— Start of Dataset records —

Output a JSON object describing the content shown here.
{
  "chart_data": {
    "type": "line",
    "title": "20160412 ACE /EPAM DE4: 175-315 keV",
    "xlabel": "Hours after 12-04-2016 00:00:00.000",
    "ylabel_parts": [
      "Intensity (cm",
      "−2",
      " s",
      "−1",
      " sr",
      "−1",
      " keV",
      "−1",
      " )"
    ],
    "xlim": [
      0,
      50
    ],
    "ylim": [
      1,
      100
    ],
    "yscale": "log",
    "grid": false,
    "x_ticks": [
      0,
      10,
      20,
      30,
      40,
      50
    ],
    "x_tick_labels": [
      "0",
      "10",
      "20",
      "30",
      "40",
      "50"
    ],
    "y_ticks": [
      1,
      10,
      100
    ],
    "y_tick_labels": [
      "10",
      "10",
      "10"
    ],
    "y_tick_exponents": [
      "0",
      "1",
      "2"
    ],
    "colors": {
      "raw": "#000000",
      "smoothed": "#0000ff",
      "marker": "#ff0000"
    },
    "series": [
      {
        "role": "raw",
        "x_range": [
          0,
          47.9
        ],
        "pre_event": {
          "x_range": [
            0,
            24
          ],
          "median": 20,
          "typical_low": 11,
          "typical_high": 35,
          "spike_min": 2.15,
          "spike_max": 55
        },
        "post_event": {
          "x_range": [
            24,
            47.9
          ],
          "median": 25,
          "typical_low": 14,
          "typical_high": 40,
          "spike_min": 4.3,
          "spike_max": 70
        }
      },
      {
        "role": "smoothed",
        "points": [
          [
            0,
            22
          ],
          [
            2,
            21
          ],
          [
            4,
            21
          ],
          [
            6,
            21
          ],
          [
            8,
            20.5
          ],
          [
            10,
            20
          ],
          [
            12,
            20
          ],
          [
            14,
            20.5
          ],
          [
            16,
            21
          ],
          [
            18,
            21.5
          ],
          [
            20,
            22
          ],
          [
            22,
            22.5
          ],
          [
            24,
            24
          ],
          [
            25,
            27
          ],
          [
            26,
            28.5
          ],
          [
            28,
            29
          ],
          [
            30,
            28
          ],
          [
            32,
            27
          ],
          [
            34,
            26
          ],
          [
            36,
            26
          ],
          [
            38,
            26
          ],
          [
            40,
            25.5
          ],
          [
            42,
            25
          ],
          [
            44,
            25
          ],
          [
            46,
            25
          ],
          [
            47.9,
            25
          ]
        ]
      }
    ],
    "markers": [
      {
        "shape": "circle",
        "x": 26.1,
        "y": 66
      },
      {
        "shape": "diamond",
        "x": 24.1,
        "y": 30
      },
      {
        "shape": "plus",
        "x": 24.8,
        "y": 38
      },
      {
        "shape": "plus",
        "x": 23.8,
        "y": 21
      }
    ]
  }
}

— End of Dataset records —

**Given task:** Please reproduce each line exactly as written.

**Reply:**
Output a JSON object describing the content shown here.
{
  "chart_data": {
    "type": "line",
    "title": "20160412 ACE /EPAM DE4: 175-315 keV",
    "xlabel": "Hours after 12-04-2016 00:00:00.000",
    "ylabel_parts": [
      "Intensity (cm",
      "−2",
      " s",
      "−1",
      " sr",
      "−1",
      " keV",
      "−1",
      " )"
    ],
    "xlim": [
      0,
      50
    ],
    "ylim": [
      1,
      100
    ],
    "yscale": "log",
    "grid": false,
    "x_ticks": [
      0,
      10,
      20,
      30,
      40,
      50
    ],
    "x_tick_labels": [
      "0",
      "10",
      "20",
      "30",
      "40",
      "50"
    ],
    "y_ticks": [
      1,
      10,
      100
    ],
    "y_tick_labels": [
      "10",
      "10",
      "10"
    ],
    "y_tick_exponents": [
      "0",
      "1",
      "2"
    ],
    "colors": {
      "raw": "#000000",
      "smoothed": "#0000ff",
      "marker": "#ff0000"
    },
    "series": [
      {
        "role": "raw",
        "x_range": [
          0,
          47.9
        ],
        "pre_event": {
          "x_range": [
            0,
            24
          ],
          "median": 20,
          "typical_low": 11,
          "typical_high": 35,
          "spike_min": 2.15,
          "spike_max": 55
        },
        "post_event": {
          "x_range": [
            24,
            47.9
          ],
          "median": 25,
          "typical_low": 14,
          "typical_high": 40,
          "spike_min": 4.3,
          "spike_max": 70
        }
      },
      {
        "role": "smoothed",
        "points": [
          [
            0,
            22
          ],
          [
            2,
            21
          ],
          [
            4,
            21
          ],
          [
            6,
            21
          ],
          [
            8,
            20.5
          ],
          [
            10,
            20
          ],
          [
            12,
            20
          ],
          [
            14,
            20.5
          ],
          [
            16,
            21
          ],
          [
            18,
            21.5
          ],
          [
            20,
            22
          ],
          [
            22,
            22.5
          ],
          [
            24,
            24
          ],
          [
            25,
            27
          ],
          [
            26,
            28.5
          ],
          [
            28,
            29
          ],
          [
            30,
            28
          ],
          [
            32,
            27
          ],
          [
            34,
            26
          ],
          [
            36,
            26
          ],
          [
            38,
            26
          ],
          [
            40,
            25.5
          ],
          [
            42,
            25
          ],
          [
            44,
            25
          ],
          [
            46,
            25
          ],
          [
            47.9,
            25
          ]
        ]
      }
    ],
    "markers": [
      {
        "shape": "circle",
        "x": 26.1,
        "y": 66
      },
      {
        "shape": "diamond",
        "x": 24.1,
        "y": 30
      },
      {
        "shape": "plus",
        "x": 24.8,
        "y": 38
      },
      {
        "shape": "plus",
        "x": 23.8,
        "y": 21
      }
    ]
  }
}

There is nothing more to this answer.